Within the records that follow, find every line containing the string "same". Copy those lines.

##### Record set

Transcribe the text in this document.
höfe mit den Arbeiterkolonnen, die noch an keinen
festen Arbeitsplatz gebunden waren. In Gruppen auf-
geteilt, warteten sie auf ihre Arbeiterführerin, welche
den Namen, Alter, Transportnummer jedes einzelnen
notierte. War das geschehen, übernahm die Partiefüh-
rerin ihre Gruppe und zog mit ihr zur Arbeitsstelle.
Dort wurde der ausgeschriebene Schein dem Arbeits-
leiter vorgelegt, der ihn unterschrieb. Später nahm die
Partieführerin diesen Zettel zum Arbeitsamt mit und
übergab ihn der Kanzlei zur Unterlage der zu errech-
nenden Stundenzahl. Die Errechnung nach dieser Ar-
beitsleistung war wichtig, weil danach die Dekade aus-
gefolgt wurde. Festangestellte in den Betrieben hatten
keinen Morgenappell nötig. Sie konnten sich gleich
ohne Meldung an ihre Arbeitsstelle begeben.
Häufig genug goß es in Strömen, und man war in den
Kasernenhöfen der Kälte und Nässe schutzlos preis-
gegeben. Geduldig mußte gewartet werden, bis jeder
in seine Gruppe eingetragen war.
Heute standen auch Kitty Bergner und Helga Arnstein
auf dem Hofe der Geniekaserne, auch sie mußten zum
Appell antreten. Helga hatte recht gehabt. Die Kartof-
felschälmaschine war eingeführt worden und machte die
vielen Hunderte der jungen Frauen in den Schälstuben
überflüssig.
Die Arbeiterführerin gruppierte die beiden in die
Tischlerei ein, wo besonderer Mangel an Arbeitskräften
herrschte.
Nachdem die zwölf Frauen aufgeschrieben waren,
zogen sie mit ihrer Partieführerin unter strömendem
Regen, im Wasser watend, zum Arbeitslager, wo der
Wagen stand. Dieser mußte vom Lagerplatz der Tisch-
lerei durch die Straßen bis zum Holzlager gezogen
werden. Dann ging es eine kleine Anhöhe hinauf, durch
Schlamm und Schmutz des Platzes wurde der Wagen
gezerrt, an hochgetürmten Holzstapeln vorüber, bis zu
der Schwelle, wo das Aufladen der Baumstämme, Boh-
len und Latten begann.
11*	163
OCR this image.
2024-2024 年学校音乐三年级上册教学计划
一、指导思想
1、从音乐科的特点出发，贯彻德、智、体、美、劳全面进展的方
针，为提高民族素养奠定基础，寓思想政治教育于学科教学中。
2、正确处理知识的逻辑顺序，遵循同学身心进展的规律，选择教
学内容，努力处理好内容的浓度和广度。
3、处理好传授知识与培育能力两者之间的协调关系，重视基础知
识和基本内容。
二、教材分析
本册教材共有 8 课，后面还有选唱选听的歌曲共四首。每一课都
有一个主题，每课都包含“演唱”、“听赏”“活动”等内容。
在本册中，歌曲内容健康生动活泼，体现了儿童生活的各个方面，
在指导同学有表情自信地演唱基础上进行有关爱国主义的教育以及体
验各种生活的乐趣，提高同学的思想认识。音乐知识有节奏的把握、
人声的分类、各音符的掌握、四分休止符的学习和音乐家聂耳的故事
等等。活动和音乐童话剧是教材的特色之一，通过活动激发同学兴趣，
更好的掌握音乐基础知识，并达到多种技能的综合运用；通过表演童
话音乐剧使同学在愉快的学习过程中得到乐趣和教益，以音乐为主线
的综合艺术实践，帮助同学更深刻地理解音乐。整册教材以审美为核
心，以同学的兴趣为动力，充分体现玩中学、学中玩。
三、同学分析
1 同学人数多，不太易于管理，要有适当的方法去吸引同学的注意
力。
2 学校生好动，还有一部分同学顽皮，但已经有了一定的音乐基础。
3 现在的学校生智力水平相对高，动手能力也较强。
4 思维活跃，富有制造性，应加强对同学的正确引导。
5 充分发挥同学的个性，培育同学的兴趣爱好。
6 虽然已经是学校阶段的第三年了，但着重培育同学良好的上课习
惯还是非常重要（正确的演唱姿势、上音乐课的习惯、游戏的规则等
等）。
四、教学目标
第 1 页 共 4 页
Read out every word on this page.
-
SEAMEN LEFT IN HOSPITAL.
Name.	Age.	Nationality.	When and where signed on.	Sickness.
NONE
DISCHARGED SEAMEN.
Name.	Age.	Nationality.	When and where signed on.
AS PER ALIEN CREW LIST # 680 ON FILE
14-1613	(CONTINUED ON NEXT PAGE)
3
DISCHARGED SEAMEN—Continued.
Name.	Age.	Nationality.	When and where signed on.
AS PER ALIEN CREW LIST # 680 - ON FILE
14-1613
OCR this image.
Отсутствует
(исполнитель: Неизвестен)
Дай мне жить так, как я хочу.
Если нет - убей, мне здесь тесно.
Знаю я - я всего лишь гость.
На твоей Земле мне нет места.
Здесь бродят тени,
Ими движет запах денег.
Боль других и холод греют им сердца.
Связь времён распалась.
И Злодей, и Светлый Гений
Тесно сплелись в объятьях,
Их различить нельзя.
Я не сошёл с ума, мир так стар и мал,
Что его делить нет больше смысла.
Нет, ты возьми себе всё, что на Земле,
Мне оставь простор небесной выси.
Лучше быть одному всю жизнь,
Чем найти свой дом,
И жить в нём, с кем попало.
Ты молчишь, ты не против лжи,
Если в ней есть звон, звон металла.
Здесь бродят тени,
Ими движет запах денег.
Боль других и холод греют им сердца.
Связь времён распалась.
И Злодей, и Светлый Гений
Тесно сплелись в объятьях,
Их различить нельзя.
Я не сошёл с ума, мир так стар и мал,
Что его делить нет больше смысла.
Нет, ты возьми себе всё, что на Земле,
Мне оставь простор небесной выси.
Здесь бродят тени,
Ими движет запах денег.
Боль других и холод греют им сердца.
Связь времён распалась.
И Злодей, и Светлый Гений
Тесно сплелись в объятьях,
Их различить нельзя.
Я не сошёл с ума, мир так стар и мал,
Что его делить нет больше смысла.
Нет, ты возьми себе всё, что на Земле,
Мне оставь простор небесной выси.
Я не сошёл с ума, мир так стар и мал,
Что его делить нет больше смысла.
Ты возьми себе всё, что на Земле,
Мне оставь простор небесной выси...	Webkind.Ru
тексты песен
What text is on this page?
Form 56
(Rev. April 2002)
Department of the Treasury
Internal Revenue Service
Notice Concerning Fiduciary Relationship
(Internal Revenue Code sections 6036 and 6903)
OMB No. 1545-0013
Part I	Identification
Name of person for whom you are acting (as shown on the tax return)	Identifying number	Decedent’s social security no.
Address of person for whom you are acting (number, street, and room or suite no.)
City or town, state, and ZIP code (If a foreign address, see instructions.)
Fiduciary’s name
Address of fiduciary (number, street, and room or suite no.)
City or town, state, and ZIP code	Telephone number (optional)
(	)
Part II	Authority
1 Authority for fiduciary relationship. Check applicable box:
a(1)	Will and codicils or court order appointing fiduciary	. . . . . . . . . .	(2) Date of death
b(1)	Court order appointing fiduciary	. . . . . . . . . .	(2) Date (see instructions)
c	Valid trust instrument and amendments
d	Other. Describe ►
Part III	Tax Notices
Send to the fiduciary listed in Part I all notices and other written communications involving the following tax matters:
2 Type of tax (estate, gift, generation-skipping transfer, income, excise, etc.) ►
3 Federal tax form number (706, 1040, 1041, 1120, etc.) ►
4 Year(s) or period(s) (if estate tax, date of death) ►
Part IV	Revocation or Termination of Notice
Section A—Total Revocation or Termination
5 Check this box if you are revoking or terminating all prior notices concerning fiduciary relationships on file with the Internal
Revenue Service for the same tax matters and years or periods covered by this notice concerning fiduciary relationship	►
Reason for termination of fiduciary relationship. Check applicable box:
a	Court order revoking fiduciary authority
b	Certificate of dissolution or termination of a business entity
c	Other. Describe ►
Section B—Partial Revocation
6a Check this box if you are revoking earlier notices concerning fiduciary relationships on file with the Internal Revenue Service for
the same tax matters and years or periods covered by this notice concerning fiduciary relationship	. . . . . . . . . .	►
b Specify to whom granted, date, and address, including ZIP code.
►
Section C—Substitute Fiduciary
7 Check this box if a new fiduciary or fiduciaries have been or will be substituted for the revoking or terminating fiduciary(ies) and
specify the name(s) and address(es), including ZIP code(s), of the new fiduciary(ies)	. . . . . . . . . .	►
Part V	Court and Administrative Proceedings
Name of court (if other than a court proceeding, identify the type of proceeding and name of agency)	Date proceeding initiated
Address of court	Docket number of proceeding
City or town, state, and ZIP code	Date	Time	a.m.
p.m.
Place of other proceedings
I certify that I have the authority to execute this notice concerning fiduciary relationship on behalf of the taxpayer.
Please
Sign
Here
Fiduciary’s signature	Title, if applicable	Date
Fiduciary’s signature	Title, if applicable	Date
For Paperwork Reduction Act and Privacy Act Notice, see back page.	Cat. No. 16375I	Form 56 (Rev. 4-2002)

##########

## Reply
Revenue Service for the same tax matters and years or periods covered by this notice concerning fiduciary relationship	►
the same tax matters and years or periods covered by this notice concerning fiduciary relationship	. . . . . . . . . .	►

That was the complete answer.